▶ **AIM**
Filter the entries, keeping every line with the word "newhome".

----

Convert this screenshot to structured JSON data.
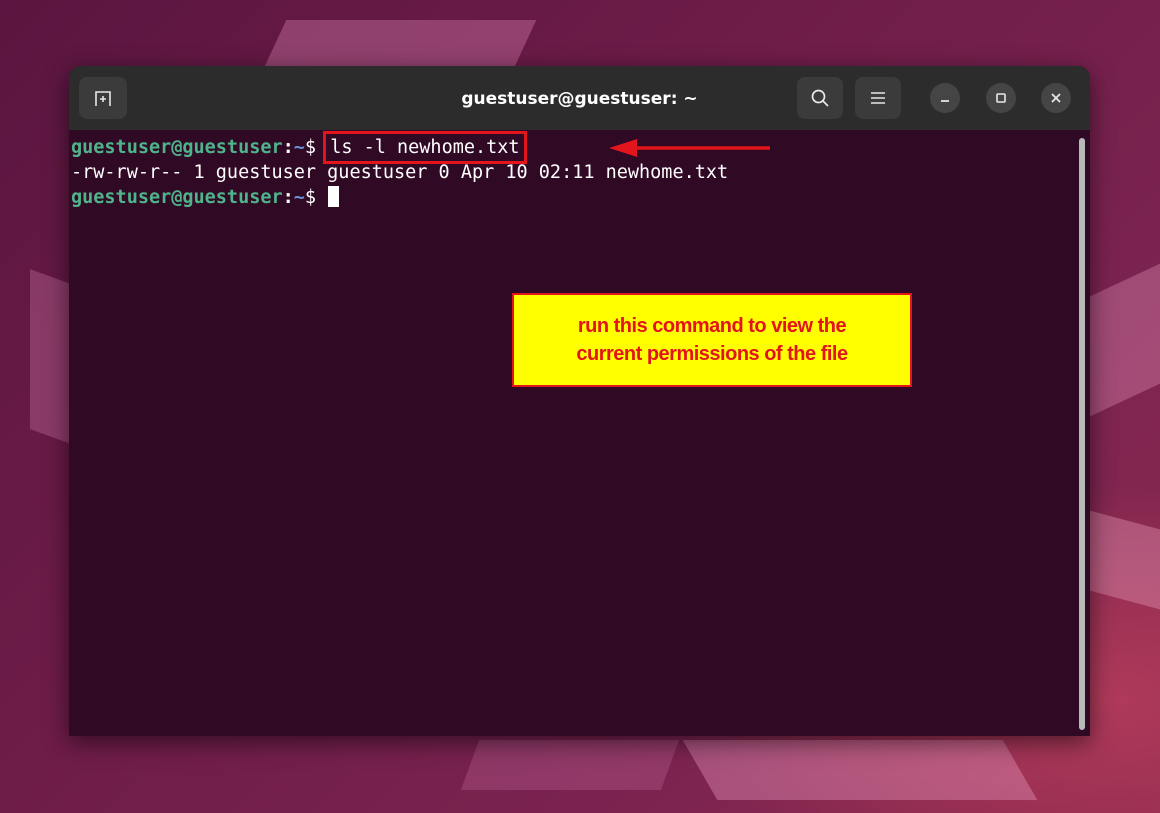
{
  "window": {
    "title": "guestuser@guestuser: ~"
  },
  "titlebar": {
    "new_tab_icon": "new-tab-icon",
    "search_icon": "search-icon",
    "menu_icon": "hamburger-menu-icon",
    "minimize_icon": "minimize-icon",
    "maximize_icon": "maximize-icon",
    "close_icon": "close-icon"
  },
  "terminal": {
    "lines": [
      {
        "user_host": "guestuser@guestuser",
        "sep": ":",
        "dir": "~",
        "dollar": "$ ",
        "command": "ls -l newhome.txt"
      },
      {
        "output": "-rw-rw-r-- 1 guestuser guestuser 0 Apr 10 02:11 newhome.txt"
      },
      {
        "user_host": "guestuser@guestuser",
        "sep": ":",
        "dir": "~",
        "dollar": "$ "
      }
    ]
  },
  "annotation": {
    "line1": "run this command to view the",
    "line2": "current permissions of the file",
    "color": "#e2141c",
    "background": "#ffff00"
  },
  "colors": {
    "terminal_bg": "#300a24",
    "prompt_user": "#4fb48c",
    "prompt_dir": "#6b8fd8",
    "titlebar": "#2c2c2c"
  }
}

----

▶ **FULL SOLUTION**
        "command": "ls -l newhome.txt"
        "output": "-rw-rw-r-- 1 guestuser guestuser 0 Apr 10 02:11 newhome.txt"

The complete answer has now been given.